Supplied information
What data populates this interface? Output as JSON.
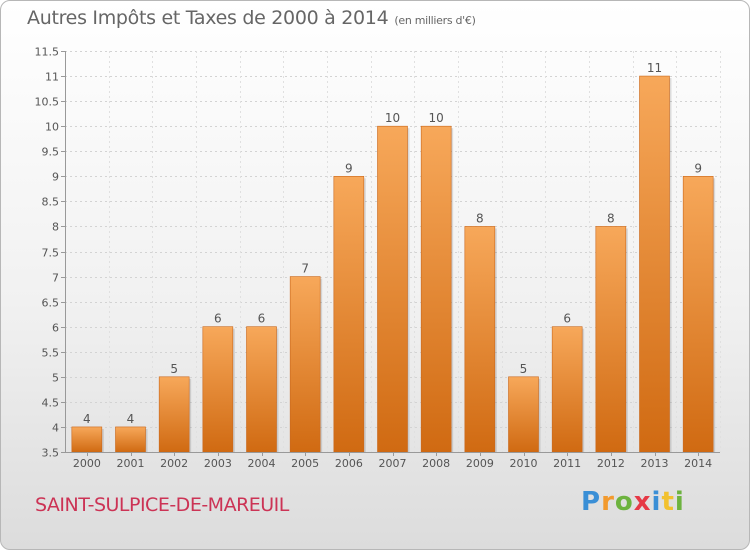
{
  "title": "Autres Impôts et Taxes de 2000 à 2014",
  "subtitle": "(en milliers d'€)",
  "place": "SAINT-SULPICE-DE-MAREUIL",
  "logo": {
    "text": "Proxiti",
    "letters": [
      {
        "ch": "P",
        "color": "#3a8fd6"
      },
      {
        "ch": "r",
        "color": "#f29a2e"
      },
      {
        "ch": "o",
        "color": "#6db33f"
      },
      {
        "ch": "x",
        "color": "#e63946"
      },
      {
        "ch": "i",
        "color": "#3a8fd6"
      },
      {
        "ch": "t",
        "color": "#f2c12e"
      },
      {
        "ch": "i",
        "color": "#6db33f"
      }
    ]
  },
  "colors": {
    "bar_top": "#f7a85a",
    "bar_bottom": "#d06a12",
    "title": "#666666",
    "place": "#cc3355"
  },
  "chart_data": {
    "type": "bar",
    "categories": [
      "2000",
      "2001",
      "2002",
      "2003",
      "2004",
      "2005",
      "2006",
      "2007",
      "2008",
      "2009",
      "2010",
      "2011",
      "2012",
      "2013",
      "2014"
    ],
    "values": [
      4,
      4,
      5,
      6,
      6,
      7,
      9,
      10,
      10,
      8,
      5,
      6,
      8,
      11,
      9
    ],
    "data_labels": [
      "4",
      "4",
      "5",
      "6",
      "6",
      "7",
      "9",
      "10",
      "10",
      "8",
      "5",
      "6",
      "8",
      "11",
      "9"
    ],
    "ylim": [
      3.5,
      11.5
    ],
    "yticks": [
      3.5,
      4,
      4.5,
      5,
      5.5,
      6,
      6.5,
      7,
      7.5,
      8,
      8.5,
      9,
      9.5,
      10,
      10.5,
      11,
      11.5
    ],
    "ytick_labels": [
      "3.5",
      "4",
      "4.5",
      "5",
      "5.5",
      "6",
      "6.5",
      "7",
      "7.5",
      "8",
      "8.5",
      "9",
      "9.5",
      "10",
      "10.5",
      "11",
      "11.5"
    ],
    "grid": true
  }
}
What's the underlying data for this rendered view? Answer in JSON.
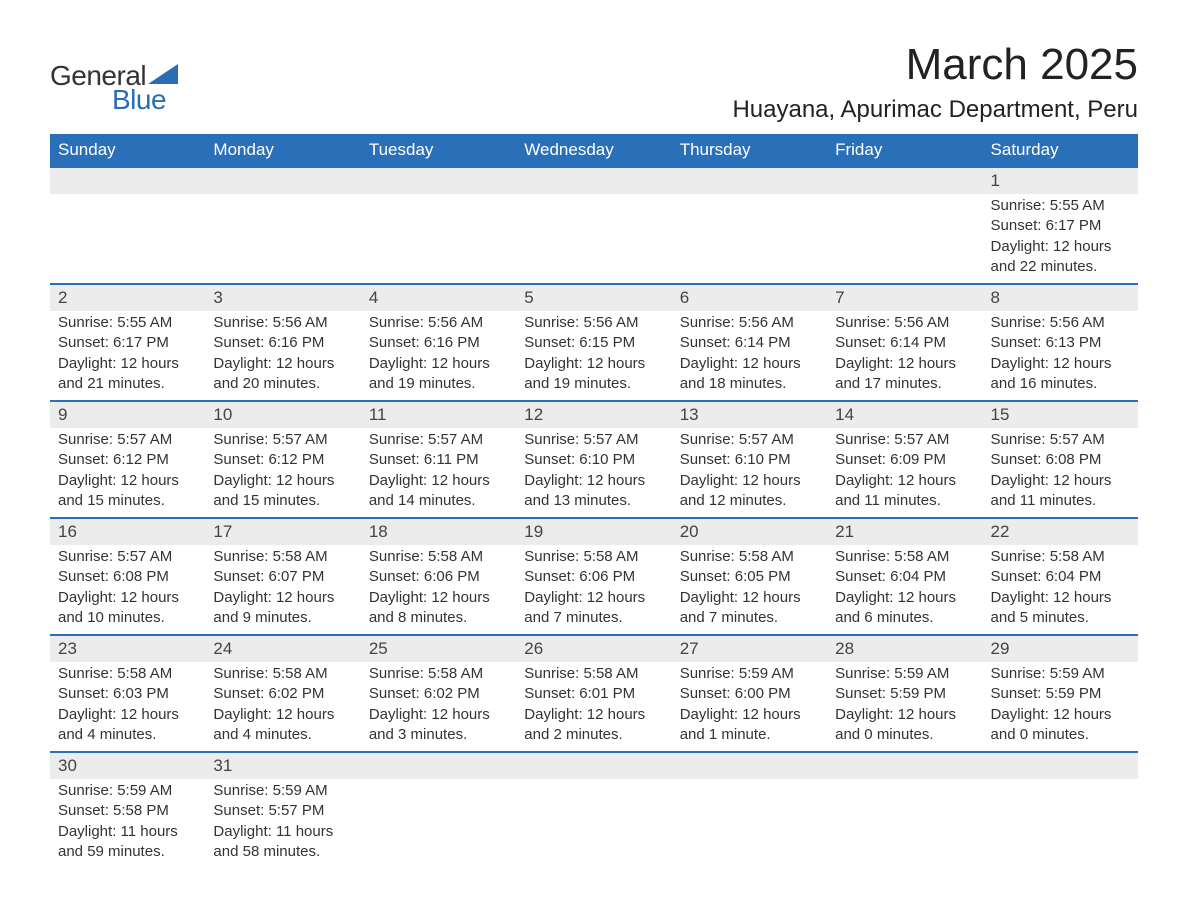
{
  "logo": {
    "text_general": "General",
    "text_blue": "Blue",
    "triangle_color": "#2a6db5"
  },
  "header": {
    "month_title": "March 2025",
    "location": "Huayana, Apurimac Department, Peru"
  },
  "colors": {
    "header_bg": "#2a70b8",
    "header_text": "#ffffff",
    "daynum_bg": "#ececec",
    "border_accent": "#2a70b8",
    "body_text": "#333333"
  },
  "daynames": [
    "Sunday",
    "Monday",
    "Tuesday",
    "Wednesday",
    "Thursday",
    "Friday",
    "Saturday"
  ],
  "weeks": [
    {
      "days": [
        {
          "n": "",
          "sunrise": "",
          "sunset": "",
          "daylight1": "",
          "daylight2": ""
        },
        {
          "n": "",
          "sunrise": "",
          "sunset": "",
          "daylight1": "",
          "daylight2": ""
        },
        {
          "n": "",
          "sunrise": "",
          "sunset": "",
          "daylight1": "",
          "daylight2": ""
        },
        {
          "n": "",
          "sunrise": "",
          "sunset": "",
          "daylight1": "",
          "daylight2": ""
        },
        {
          "n": "",
          "sunrise": "",
          "sunset": "",
          "daylight1": "",
          "daylight2": ""
        },
        {
          "n": "",
          "sunrise": "",
          "sunset": "",
          "daylight1": "",
          "daylight2": ""
        },
        {
          "n": "1",
          "sunrise": "Sunrise: 5:55 AM",
          "sunset": "Sunset: 6:17 PM",
          "daylight1": "Daylight: 12 hours",
          "daylight2": "and 22 minutes."
        }
      ]
    },
    {
      "days": [
        {
          "n": "2",
          "sunrise": "Sunrise: 5:55 AM",
          "sunset": "Sunset: 6:17 PM",
          "daylight1": "Daylight: 12 hours",
          "daylight2": "and 21 minutes."
        },
        {
          "n": "3",
          "sunrise": "Sunrise: 5:56 AM",
          "sunset": "Sunset: 6:16 PM",
          "daylight1": "Daylight: 12 hours",
          "daylight2": "and 20 minutes."
        },
        {
          "n": "4",
          "sunrise": "Sunrise: 5:56 AM",
          "sunset": "Sunset: 6:16 PM",
          "daylight1": "Daylight: 12 hours",
          "daylight2": "and 19 minutes."
        },
        {
          "n": "5",
          "sunrise": "Sunrise: 5:56 AM",
          "sunset": "Sunset: 6:15 PM",
          "daylight1": "Daylight: 12 hours",
          "daylight2": "and 19 minutes."
        },
        {
          "n": "6",
          "sunrise": "Sunrise: 5:56 AM",
          "sunset": "Sunset: 6:14 PM",
          "daylight1": "Daylight: 12 hours",
          "daylight2": "and 18 minutes."
        },
        {
          "n": "7",
          "sunrise": "Sunrise: 5:56 AM",
          "sunset": "Sunset: 6:14 PM",
          "daylight1": "Daylight: 12 hours",
          "daylight2": "and 17 minutes."
        },
        {
          "n": "8",
          "sunrise": "Sunrise: 5:56 AM",
          "sunset": "Sunset: 6:13 PM",
          "daylight1": "Daylight: 12 hours",
          "daylight2": "and 16 minutes."
        }
      ]
    },
    {
      "days": [
        {
          "n": "9",
          "sunrise": "Sunrise: 5:57 AM",
          "sunset": "Sunset: 6:12 PM",
          "daylight1": "Daylight: 12 hours",
          "daylight2": "and 15 minutes."
        },
        {
          "n": "10",
          "sunrise": "Sunrise: 5:57 AM",
          "sunset": "Sunset: 6:12 PM",
          "daylight1": "Daylight: 12 hours",
          "daylight2": "and 15 minutes."
        },
        {
          "n": "11",
          "sunrise": "Sunrise: 5:57 AM",
          "sunset": "Sunset: 6:11 PM",
          "daylight1": "Daylight: 12 hours",
          "daylight2": "and 14 minutes."
        },
        {
          "n": "12",
          "sunrise": "Sunrise: 5:57 AM",
          "sunset": "Sunset: 6:10 PM",
          "daylight1": "Daylight: 12 hours",
          "daylight2": "and 13 minutes."
        },
        {
          "n": "13",
          "sunrise": "Sunrise: 5:57 AM",
          "sunset": "Sunset: 6:10 PM",
          "daylight1": "Daylight: 12 hours",
          "daylight2": "and 12 minutes."
        },
        {
          "n": "14",
          "sunrise": "Sunrise: 5:57 AM",
          "sunset": "Sunset: 6:09 PM",
          "daylight1": "Daylight: 12 hours",
          "daylight2": "and 11 minutes."
        },
        {
          "n": "15",
          "sunrise": "Sunrise: 5:57 AM",
          "sunset": "Sunset: 6:08 PM",
          "daylight1": "Daylight: 12 hours",
          "daylight2": "and 11 minutes."
        }
      ]
    },
    {
      "days": [
        {
          "n": "16",
          "sunrise": "Sunrise: 5:57 AM",
          "sunset": "Sunset: 6:08 PM",
          "daylight1": "Daylight: 12 hours",
          "daylight2": "and 10 minutes."
        },
        {
          "n": "17",
          "sunrise": "Sunrise: 5:58 AM",
          "sunset": "Sunset: 6:07 PM",
          "daylight1": "Daylight: 12 hours",
          "daylight2": "and 9 minutes."
        },
        {
          "n": "18",
          "sunrise": "Sunrise: 5:58 AM",
          "sunset": "Sunset: 6:06 PM",
          "daylight1": "Daylight: 12 hours",
          "daylight2": "and 8 minutes."
        },
        {
          "n": "19",
          "sunrise": "Sunrise: 5:58 AM",
          "sunset": "Sunset: 6:06 PM",
          "daylight1": "Daylight: 12 hours",
          "daylight2": "and 7 minutes."
        },
        {
          "n": "20",
          "sunrise": "Sunrise: 5:58 AM",
          "sunset": "Sunset: 6:05 PM",
          "daylight1": "Daylight: 12 hours",
          "daylight2": "and 7 minutes."
        },
        {
          "n": "21",
          "sunrise": "Sunrise: 5:58 AM",
          "sunset": "Sunset: 6:04 PM",
          "daylight1": "Daylight: 12 hours",
          "daylight2": "and 6 minutes."
        },
        {
          "n": "22",
          "sunrise": "Sunrise: 5:58 AM",
          "sunset": "Sunset: 6:04 PM",
          "daylight1": "Daylight: 12 hours",
          "daylight2": "and 5 minutes."
        }
      ]
    },
    {
      "days": [
        {
          "n": "23",
          "sunrise": "Sunrise: 5:58 AM",
          "sunset": "Sunset: 6:03 PM",
          "daylight1": "Daylight: 12 hours",
          "daylight2": "and 4 minutes."
        },
        {
          "n": "24",
          "sunrise": "Sunrise: 5:58 AM",
          "sunset": "Sunset: 6:02 PM",
          "daylight1": "Daylight: 12 hours",
          "daylight2": "and 4 minutes."
        },
        {
          "n": "25",
          "sunrise": "Sunrise: 5:58 AM",
          "sunset": "Sunset: 6:02 PM",
          "daylight1": "Daylight: 12 hours",
          "daylight2": "and 3 minutes."
        },
        {
          "n": "26",
          "sunrise": "Sunrise: 5:58 AM",
          "sunset": "Sunset: 6:01 PM",
          "daylight1": "Daylight: 12 hours",
          "daylight2": "and 2 minutes."
        },
        {
          "n": "27",
          "sunrise": "Sunrise: 5:59 AM",
          "sunset": "Sunset: 6:00 PM",
          "daylight1": "Daylight: 12 hours",
          "daylight2": "and 1 minute."
        },
        {
          "n": "28",
          "sunrise": "Sunrise: 5:59 AM",
          "sunset": "Sunset: 5:59 PM",
          "daylight1": "Daylight: 12 hours",
          "daylight2": "and 0 minutes."
        },
        {
          "n": "29",
          "sunrise": "Sunrise: 5:59 AM",
          "sunset": "Sunset: 5:59 PM",
          "daylight1": "Daylight: 12 hours",
          "daylight2": "and 0 minutes."
        }
      ]
    },
    {
      "days": [
        {
          "n": "30",
          "sunrise": "Sunrise: 5:59 AM",
          "sunset": "Sunset: 5:58 PM",
          "daylight1": "Daylight: 11 hours",
          "daylight2": "and 59 minutes."
        },
        {
          "n": "31",
          "sunrise": "Sunrise: 5:59 AM",
          "sunset": "Sunset: 5:57 PM",
          "daylight1": "Daylight: 11 hours",
          "daylight2": "and 58 minutes."
        },
        {
          "n": "",
          "sunrise": "",
          "sunset": "",
          "daylight1": "",
          "daylight2": ""
        },
        {
          "n": "",
          "sunrise": "",
          "sunset": "",
          "daylight1": "",
          "daylight2": ""
        },
        {
          "n": "",
          "sunrise": "",
          "sunset": "",
          "daylight1": "",
          "daylight2": ""
        },
        {
          "n": "",
          "sunrise": "",
          "sunset": "",
          "daylight1": "",
          "daylight2": ""
        },
        {
          "n": "",
          "sunrise": "",
          "sunset": "",
          "daylight1": "",
          "daylight2": ""
        }
      ]
    }
  ]
}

Requirements
Copy each line of the data that contains the word "this".

Answer to the problem
What data populates this interface? Output as JSON.
What's the underlying data for this rendered view? Answer in JSON.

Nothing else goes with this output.